### Data excerpts

.....

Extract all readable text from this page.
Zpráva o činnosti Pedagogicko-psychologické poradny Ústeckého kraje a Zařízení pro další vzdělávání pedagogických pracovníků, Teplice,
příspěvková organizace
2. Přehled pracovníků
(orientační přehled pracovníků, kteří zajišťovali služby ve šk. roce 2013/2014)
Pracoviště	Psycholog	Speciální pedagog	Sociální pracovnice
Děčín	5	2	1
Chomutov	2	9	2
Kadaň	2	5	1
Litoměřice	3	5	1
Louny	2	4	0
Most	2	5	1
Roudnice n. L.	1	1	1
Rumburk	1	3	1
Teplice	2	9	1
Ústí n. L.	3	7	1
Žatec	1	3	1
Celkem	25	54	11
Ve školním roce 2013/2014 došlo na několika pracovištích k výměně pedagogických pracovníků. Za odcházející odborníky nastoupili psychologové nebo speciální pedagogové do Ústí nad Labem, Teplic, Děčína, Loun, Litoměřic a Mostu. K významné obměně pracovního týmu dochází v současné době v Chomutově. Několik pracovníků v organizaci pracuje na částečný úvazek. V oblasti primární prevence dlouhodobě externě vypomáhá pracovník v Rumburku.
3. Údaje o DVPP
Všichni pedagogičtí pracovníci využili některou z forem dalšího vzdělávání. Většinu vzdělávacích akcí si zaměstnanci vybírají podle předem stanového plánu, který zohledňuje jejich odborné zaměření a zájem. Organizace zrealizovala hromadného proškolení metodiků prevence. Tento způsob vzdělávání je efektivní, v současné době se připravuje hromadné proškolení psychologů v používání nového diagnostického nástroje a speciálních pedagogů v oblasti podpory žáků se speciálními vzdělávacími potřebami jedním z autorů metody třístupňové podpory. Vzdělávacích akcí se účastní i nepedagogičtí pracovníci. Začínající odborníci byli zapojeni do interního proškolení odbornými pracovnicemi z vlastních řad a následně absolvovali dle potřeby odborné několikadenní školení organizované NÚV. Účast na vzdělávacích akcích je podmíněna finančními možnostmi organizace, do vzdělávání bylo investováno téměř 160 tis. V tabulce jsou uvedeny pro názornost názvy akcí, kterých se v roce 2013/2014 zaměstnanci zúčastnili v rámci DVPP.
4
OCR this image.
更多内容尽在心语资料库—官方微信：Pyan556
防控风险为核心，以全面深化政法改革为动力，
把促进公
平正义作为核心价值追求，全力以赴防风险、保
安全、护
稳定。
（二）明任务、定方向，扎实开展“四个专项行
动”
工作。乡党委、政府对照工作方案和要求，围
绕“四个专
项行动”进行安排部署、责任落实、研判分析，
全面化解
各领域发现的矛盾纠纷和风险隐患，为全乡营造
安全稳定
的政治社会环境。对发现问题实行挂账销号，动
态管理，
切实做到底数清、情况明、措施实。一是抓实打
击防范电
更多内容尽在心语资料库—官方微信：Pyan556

.....

### Problem requirements
From the line containing "OCR this image." through the final line of the listing above, retype every line exactly; leave out everything else.

### Answer in full
OCR this image.
更多内容尽在心语资料库—官方微信：Pyan556
防控风险为核心，以全面深化政法改革为动力，
把促进公
平正义作为核心价值追求，全力以赴防风险、保
安全、护
稳定。
（二）明任务、定方向，扎实开展“四个专项行
动”
工作。乡党委、政府对照工作方案和要求，围
绕“四个专
项行动”进行安排部署、责任落实、研判分析，
全面化解
各领域发现的矛盾纠纷和风险隐患，为全乡营造
安全稳定
的政治社会环境。对发现问题实行挂账销号，动
态管理，
切实做到底数清、情况明、措施实。一是抓实打
击防范电
更多内容尽在心语资料库—官方微信：Pyan556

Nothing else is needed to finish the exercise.